> _Instructions to follow_:
Print each line of the listing once more, precisely as given.

--- BEGIN Supplied information ---

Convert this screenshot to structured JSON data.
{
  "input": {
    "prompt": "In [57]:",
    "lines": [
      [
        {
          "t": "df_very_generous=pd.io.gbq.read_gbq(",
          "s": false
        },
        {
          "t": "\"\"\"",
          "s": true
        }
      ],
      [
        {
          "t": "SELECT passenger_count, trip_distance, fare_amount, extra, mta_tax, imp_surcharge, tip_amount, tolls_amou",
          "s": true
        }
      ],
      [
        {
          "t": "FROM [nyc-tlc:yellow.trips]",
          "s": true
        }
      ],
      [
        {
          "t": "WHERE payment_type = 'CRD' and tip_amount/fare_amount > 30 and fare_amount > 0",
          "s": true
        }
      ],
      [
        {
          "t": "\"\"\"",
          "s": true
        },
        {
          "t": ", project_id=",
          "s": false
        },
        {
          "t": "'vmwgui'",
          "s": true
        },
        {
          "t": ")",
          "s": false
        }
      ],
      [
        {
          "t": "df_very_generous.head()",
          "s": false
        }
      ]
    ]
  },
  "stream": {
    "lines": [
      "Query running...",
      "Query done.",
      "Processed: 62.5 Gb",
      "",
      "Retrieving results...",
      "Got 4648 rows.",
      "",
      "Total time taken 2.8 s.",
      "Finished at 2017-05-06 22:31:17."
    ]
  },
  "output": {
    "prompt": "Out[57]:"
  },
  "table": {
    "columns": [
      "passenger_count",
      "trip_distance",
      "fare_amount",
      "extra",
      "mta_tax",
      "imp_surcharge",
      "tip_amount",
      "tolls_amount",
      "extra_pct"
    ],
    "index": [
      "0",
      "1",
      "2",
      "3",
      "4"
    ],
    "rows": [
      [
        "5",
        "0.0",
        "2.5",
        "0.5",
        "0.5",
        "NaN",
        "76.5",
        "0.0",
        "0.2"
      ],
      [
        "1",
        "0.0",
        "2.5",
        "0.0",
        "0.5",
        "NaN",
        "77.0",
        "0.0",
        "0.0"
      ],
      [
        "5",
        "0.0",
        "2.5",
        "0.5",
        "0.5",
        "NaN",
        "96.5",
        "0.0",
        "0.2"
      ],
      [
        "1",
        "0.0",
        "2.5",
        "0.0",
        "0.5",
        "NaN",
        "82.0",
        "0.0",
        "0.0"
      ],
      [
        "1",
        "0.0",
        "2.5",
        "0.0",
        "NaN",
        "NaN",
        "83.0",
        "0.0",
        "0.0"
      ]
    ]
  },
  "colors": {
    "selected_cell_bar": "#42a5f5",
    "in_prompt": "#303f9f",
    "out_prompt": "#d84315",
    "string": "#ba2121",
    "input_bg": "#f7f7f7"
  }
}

--- END Supplied information ---

> _Written solution_:
Convert this screenshot to structured JSON data.
{
  "input": {
    "prompt": "In [57]:",
    "lines": [
      [
        {
          "t": "df_very_generous=pd.io.gbq.read_gbq(",
          "s": false
        },
        {
          "t": "\"\"\"",
          "s": true
        }
      ],
      [
        {
          "t": "SELECT passenger_count, trip_distance, fare_amount, extra, mta_tax, imp_surcharge, tip_amount, tolls_amou",
          "s": true
        }
      ],
      [
        {
          "t": "FROM [nyc-tlc:yellow.trips]",
          "s": true
        }
      ],
      [
        {
          "t": "WHERE payment_type = 'CRD' and tip_amount/fare_amount > 30 and fare_amount > 0",
          "s": true
        }
      ],
      [
        {
          "t": "\"\"\"",
          "s": true
        },
        {
          "t": ", project_id=",
          "s": false
        },
        {
          "t": "'vmwgui'",
          "s": true
        },
        {
          "t": ")",
          "s": false
        }
      ],
      [
        {
          "t": "df_very_generous.head()",
          "s": false
        }
      ]
    ]
  },
  "stream": {
    "lines": [
      "Query running...",
      "Query done.",
      "Processed: 62.5 Gb",
      "",
      "Retrieving results...",
      "Got 4648 rows.",
      "",
      "Total time taken 2.8 s.",
      "Finished at 2017-05-06 22:31:17."
    ]
  },
  "output": {
    "prompt": "Out[57]:"
  },
  "table": {
    "columns": [
      "passenger_count",
      "trip_distance",
      "fare_amount",
      "extra",
      "mta_tax",
      "imp_surcharge",
      "tip_amount",
      "tolls_amount",
      "extra_pct"
    ],
    "index": [
      "0",
      "1",
      "2",
      "3",
      "4"
    ],
    "rows": [
      [
        "5",
        "0.0",
        "2.5",
        "0.5",
        "0.5",
        "NaN",
        "76.5",
        "0.0",
        "0.2"
      ],
      [
        "1",
        "0.0",
        "2.5",
        "0.0",
        "0.5",
        "NaN",
        "77.0",
        "0.0",
        "0.0"
      ],
      [
        "5",
        "0.0",
        "2.5",
        "0.5",
        "0.5",
        "NaN",
        "96.5",
        "0.0",
        "0.2"
      ],
      [
        "1",
        "0.0",
        "2.5",
        "0.0",
        "0.5",
        "NaN",
        "82.0",
        "0.0",
        "0.0"
      ],
      [
        "1",
        "0.0",
        "2.5",
        "0.0",
        "NaN",
        "NaN",
        "83.0",
        "0.0",
        "0.0"
      ]
    ]
  },
  "colors": {
    "selected_cell_bar": "#42a5f5",
    "in_prompt": "#303f9f",
    "out_prompt": "#d84315",
    "string": "#ba2121",
    "input_bg": "#f7f7f7"
  }
}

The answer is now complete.